**Direction:** Count how many lines of the data contain the string "stem", with case counting, and give only that number.

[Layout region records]
^^^^^^^^

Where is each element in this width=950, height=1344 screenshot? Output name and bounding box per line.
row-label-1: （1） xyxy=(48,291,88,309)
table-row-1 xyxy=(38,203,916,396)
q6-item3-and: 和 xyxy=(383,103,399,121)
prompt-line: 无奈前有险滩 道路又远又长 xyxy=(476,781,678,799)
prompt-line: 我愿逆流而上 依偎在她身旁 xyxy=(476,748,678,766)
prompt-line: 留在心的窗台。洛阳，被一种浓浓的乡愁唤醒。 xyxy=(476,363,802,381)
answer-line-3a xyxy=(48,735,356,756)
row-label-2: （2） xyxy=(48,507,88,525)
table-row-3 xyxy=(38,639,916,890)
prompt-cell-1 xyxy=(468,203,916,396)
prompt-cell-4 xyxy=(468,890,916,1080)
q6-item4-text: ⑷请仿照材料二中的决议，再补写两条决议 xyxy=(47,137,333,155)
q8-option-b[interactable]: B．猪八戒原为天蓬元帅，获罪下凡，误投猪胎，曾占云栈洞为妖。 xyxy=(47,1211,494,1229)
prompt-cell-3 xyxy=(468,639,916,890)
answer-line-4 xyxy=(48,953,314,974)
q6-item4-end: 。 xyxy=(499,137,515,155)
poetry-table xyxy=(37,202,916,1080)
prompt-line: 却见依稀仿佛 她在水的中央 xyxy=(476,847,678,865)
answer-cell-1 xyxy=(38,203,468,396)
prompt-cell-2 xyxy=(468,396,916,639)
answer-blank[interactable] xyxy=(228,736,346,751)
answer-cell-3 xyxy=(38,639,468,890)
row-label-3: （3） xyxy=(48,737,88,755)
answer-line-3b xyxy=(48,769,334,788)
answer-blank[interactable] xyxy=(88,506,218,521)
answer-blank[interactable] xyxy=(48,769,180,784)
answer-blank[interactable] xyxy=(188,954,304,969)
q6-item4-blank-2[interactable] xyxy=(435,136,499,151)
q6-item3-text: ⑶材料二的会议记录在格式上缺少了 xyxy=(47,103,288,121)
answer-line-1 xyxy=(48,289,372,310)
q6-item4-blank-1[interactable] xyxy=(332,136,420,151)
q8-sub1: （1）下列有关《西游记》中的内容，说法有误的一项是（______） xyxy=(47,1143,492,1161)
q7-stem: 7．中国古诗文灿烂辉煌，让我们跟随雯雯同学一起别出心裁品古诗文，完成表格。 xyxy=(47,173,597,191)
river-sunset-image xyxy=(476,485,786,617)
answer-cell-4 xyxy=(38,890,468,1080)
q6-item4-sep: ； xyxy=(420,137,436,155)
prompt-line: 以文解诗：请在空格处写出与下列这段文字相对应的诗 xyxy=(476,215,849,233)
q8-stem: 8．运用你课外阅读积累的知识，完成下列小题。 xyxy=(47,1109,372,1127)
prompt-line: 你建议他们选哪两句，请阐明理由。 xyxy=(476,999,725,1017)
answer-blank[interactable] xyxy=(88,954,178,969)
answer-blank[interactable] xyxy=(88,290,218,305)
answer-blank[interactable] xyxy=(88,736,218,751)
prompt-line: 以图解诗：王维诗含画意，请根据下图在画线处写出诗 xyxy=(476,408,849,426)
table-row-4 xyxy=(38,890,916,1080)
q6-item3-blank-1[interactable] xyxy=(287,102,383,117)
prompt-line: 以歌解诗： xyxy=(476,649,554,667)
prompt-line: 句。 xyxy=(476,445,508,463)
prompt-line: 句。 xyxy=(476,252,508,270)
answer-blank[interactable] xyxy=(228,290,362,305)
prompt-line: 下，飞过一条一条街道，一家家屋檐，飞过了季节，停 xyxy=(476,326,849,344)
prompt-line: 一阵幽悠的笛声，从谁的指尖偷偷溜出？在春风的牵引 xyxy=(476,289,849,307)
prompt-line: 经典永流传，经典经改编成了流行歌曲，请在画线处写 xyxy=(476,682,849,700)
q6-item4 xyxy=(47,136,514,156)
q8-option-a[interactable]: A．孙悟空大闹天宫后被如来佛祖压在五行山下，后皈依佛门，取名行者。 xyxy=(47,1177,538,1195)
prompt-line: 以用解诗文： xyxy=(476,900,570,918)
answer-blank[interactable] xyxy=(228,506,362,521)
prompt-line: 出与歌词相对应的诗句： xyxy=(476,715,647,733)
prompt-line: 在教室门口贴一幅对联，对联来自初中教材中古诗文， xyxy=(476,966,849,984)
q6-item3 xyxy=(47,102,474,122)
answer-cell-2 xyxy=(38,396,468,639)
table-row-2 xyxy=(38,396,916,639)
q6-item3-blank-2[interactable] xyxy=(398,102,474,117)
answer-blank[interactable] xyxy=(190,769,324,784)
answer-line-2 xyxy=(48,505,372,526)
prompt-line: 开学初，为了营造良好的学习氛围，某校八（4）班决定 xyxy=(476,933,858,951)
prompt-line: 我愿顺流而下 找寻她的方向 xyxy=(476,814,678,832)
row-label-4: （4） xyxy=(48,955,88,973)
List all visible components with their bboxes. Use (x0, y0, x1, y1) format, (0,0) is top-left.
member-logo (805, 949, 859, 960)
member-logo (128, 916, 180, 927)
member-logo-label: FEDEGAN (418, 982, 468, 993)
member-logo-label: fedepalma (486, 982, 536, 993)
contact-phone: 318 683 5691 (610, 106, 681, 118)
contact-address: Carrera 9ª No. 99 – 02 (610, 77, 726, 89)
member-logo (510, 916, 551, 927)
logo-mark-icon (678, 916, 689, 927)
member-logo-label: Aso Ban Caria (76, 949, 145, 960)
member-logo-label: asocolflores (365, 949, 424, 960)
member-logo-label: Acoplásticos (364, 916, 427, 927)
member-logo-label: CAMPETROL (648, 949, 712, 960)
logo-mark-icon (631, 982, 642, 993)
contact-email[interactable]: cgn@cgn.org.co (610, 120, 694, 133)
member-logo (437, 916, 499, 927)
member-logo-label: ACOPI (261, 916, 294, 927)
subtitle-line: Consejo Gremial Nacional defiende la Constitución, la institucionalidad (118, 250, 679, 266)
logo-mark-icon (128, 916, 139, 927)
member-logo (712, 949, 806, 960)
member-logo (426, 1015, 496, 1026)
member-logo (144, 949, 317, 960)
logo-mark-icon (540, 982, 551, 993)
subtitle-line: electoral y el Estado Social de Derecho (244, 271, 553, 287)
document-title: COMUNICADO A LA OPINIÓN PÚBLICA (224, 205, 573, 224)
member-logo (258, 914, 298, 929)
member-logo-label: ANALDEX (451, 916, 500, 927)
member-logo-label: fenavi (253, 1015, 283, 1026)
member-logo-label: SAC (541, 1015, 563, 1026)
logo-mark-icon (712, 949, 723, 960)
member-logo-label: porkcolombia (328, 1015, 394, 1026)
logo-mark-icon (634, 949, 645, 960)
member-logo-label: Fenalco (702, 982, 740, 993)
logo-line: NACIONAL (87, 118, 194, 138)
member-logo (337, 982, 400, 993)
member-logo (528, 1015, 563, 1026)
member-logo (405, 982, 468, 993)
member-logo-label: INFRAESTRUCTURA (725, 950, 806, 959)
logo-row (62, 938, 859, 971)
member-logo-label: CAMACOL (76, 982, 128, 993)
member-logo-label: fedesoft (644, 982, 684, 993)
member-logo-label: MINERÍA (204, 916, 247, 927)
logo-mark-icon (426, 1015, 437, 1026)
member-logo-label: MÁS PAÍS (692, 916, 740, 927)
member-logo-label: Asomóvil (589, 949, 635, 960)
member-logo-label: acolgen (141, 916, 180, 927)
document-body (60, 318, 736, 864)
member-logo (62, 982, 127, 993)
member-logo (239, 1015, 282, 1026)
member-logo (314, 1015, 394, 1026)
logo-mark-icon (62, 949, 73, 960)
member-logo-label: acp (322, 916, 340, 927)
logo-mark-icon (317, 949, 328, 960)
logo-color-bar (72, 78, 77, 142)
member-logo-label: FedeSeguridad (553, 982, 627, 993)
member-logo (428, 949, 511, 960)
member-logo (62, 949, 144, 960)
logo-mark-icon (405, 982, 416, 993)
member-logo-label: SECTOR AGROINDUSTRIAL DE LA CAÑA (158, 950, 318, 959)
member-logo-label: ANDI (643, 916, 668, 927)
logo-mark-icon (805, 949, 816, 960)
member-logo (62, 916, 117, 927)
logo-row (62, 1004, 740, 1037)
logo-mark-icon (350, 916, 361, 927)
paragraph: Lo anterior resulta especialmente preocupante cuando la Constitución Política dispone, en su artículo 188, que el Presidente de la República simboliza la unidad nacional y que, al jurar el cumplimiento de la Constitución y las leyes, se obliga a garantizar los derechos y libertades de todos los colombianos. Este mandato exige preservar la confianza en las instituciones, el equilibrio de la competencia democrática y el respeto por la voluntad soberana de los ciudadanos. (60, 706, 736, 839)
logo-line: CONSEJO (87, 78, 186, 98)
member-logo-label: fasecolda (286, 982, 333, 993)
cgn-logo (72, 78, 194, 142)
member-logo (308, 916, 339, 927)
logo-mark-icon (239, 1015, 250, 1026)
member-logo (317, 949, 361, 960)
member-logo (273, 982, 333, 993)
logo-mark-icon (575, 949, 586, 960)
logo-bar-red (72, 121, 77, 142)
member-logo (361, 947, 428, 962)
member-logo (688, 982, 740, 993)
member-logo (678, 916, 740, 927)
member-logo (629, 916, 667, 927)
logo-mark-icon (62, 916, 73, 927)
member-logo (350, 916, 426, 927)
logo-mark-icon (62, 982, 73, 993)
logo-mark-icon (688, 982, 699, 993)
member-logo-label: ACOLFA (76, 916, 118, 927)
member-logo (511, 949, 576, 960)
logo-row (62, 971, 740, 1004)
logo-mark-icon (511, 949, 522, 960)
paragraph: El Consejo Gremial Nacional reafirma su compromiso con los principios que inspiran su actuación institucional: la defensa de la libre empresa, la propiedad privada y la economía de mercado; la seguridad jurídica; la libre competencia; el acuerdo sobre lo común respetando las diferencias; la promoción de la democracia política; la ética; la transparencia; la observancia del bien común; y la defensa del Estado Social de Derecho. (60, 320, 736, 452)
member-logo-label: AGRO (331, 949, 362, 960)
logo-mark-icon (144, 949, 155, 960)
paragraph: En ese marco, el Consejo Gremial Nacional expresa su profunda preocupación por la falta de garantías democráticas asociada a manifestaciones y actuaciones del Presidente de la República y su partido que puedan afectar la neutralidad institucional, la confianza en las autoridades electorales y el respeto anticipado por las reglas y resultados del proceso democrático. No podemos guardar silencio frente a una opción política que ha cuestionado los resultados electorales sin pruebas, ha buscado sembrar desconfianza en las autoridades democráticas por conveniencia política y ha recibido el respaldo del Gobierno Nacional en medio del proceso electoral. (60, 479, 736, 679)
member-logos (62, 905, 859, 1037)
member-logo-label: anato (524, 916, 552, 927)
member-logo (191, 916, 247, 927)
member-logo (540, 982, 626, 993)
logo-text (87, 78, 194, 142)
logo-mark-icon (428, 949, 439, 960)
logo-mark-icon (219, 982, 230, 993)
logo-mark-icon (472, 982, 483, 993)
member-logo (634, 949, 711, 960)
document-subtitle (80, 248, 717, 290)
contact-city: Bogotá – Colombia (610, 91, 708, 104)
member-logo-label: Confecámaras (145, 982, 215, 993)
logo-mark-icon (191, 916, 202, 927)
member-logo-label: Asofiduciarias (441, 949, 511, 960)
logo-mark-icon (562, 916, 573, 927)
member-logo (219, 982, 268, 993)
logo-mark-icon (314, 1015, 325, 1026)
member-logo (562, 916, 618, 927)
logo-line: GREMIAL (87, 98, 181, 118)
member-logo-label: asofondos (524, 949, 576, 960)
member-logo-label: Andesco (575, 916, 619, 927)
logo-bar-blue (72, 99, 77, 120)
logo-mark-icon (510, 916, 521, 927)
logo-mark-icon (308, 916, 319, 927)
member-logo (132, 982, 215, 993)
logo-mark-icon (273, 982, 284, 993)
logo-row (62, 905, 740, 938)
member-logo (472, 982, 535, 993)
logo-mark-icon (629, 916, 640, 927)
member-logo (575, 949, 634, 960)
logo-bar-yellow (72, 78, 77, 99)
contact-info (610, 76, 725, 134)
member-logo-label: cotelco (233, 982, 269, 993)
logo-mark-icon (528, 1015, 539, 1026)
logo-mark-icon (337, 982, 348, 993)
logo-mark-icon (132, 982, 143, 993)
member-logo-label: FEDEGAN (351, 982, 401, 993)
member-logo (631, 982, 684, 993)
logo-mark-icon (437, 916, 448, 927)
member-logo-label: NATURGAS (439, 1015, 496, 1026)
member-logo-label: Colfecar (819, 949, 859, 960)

^^^^^^^^

**Task answer:** 2